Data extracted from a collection
- - - - -
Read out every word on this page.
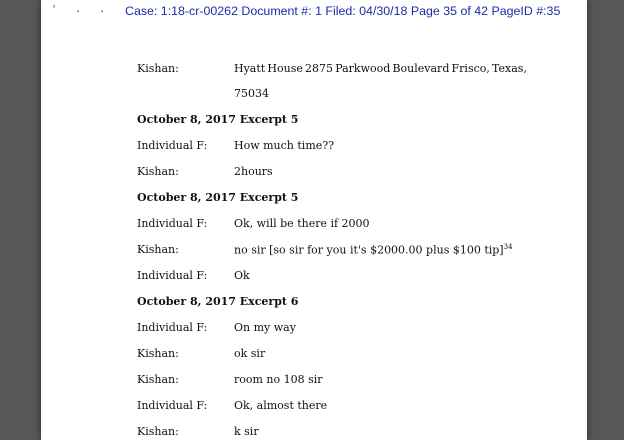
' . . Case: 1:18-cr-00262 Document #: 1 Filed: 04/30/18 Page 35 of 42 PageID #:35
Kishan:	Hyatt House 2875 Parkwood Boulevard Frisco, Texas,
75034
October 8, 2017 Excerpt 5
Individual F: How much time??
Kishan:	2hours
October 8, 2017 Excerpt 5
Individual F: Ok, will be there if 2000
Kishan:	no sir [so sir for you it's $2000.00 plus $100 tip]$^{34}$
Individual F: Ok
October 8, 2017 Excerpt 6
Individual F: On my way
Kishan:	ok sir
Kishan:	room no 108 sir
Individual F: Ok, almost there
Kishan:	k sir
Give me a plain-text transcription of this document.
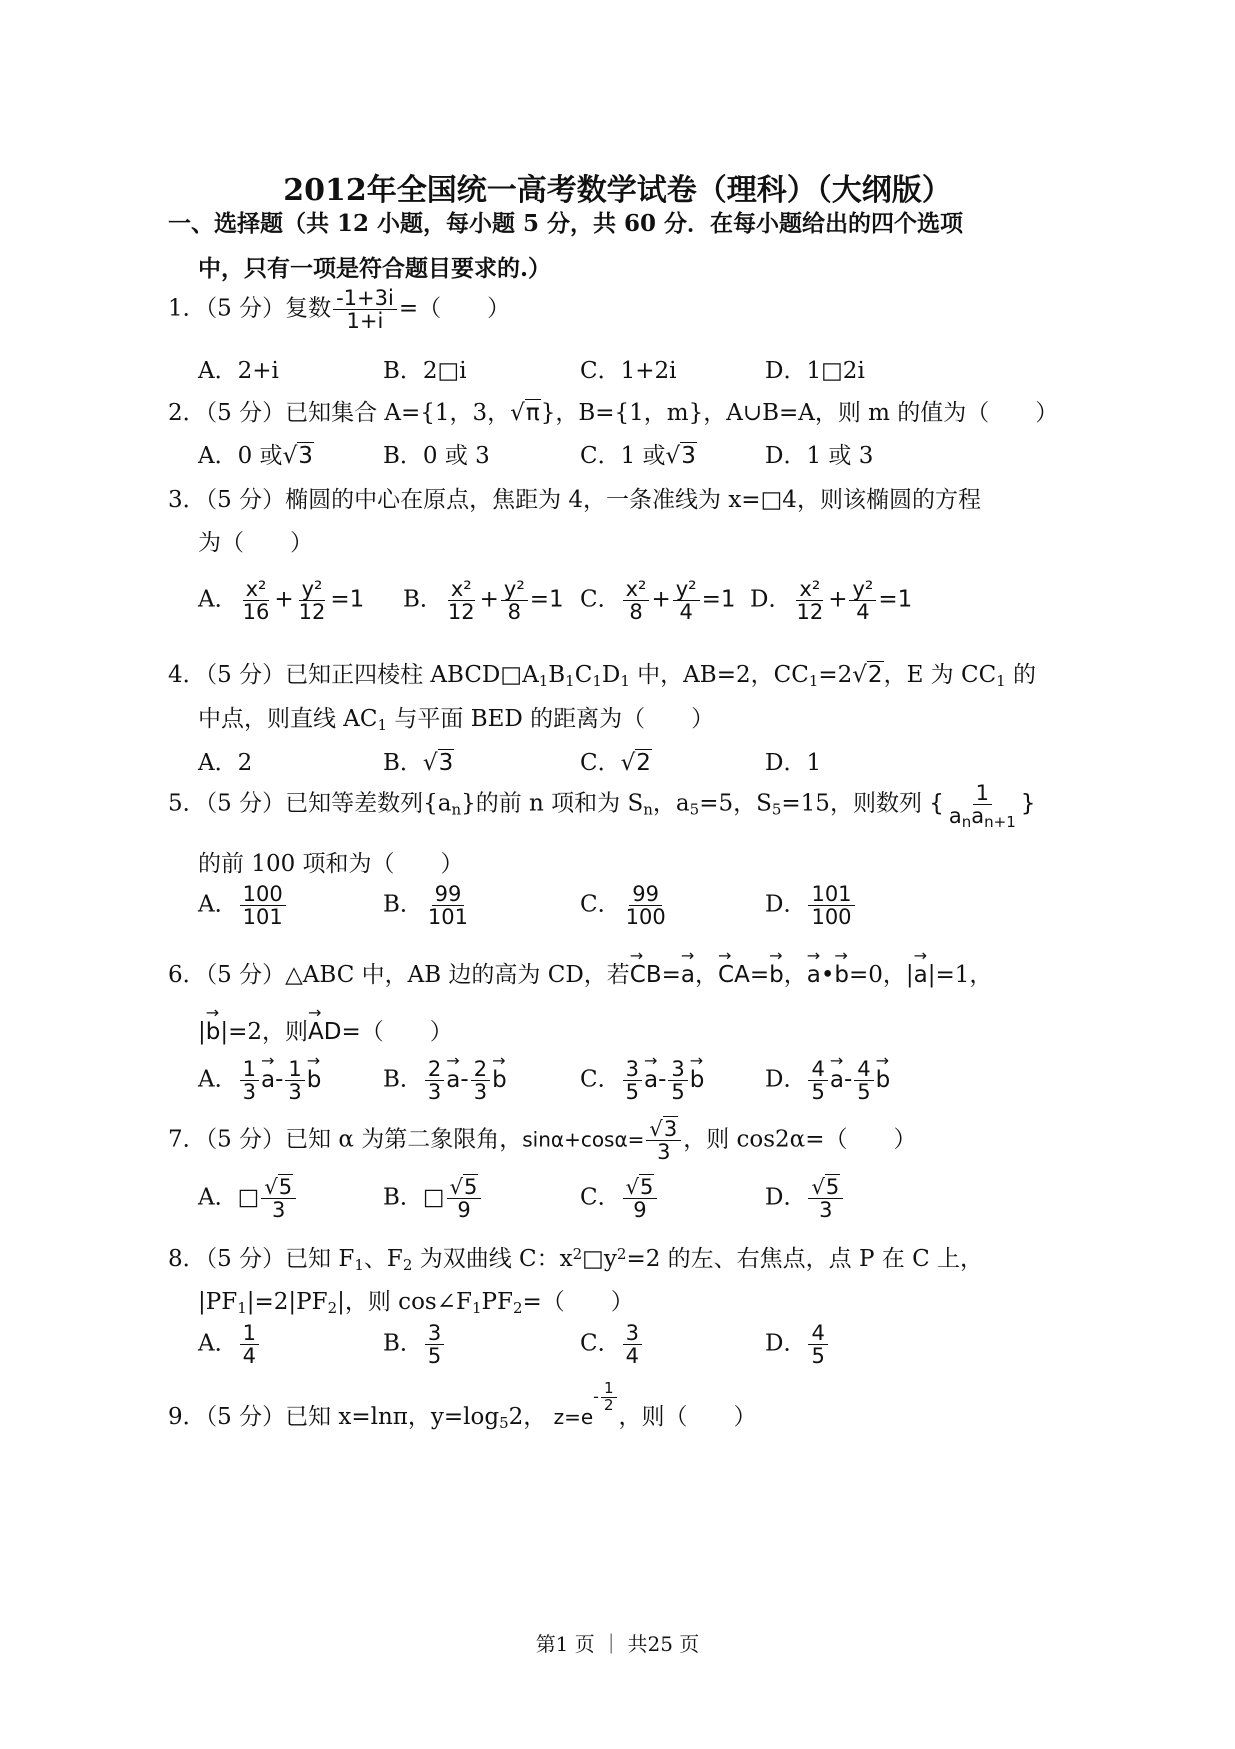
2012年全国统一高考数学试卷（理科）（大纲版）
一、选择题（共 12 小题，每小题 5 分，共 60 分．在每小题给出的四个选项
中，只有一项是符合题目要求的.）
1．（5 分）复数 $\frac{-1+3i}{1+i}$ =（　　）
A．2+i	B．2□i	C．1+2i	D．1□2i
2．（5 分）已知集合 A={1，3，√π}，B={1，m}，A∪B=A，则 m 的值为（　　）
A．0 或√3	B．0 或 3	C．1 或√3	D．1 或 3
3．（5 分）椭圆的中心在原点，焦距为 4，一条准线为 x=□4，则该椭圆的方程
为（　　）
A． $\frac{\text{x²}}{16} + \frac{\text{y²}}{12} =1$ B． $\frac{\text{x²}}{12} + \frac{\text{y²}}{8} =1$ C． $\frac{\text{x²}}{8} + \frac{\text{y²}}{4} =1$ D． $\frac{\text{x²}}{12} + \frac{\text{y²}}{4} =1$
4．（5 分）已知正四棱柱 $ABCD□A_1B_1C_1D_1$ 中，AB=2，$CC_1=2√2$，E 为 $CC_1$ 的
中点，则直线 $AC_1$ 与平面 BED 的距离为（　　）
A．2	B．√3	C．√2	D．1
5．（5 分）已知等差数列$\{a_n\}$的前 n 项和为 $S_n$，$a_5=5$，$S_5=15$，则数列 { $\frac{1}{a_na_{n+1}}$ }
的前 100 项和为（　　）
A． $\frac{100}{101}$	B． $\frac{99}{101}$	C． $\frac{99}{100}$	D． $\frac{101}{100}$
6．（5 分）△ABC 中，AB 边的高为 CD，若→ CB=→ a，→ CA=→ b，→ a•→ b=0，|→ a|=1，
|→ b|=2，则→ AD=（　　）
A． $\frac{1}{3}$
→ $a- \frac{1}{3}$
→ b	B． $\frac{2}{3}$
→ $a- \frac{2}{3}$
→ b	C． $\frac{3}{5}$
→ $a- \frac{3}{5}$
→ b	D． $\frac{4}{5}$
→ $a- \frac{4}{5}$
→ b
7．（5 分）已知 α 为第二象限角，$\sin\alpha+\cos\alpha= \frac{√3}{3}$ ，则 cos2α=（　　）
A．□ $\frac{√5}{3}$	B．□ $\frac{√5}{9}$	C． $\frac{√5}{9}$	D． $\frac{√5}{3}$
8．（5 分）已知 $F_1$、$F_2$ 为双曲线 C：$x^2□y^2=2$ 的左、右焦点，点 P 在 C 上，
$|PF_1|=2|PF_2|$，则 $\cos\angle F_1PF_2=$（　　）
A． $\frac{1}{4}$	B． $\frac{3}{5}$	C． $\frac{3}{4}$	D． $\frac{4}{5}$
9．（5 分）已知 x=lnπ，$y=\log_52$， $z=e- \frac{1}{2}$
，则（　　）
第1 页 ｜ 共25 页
- - - - -
**WHAT YOU WILL DO**:
Extract all lines from the data in which "Kishan" is found.

**SOLUTION FOR THIS PROBLEM**:
Kishan:	Hyatt House 2875 Parkwood Boulevard Frisco, Texas,
Kishan:	2hours
Kishan:	no sir [so sir for you it's $2000.00 plus $100 tip]$^{34}$
Kishan:	ok sir
Kishan:	room no 108 sir
Kishan:	k sir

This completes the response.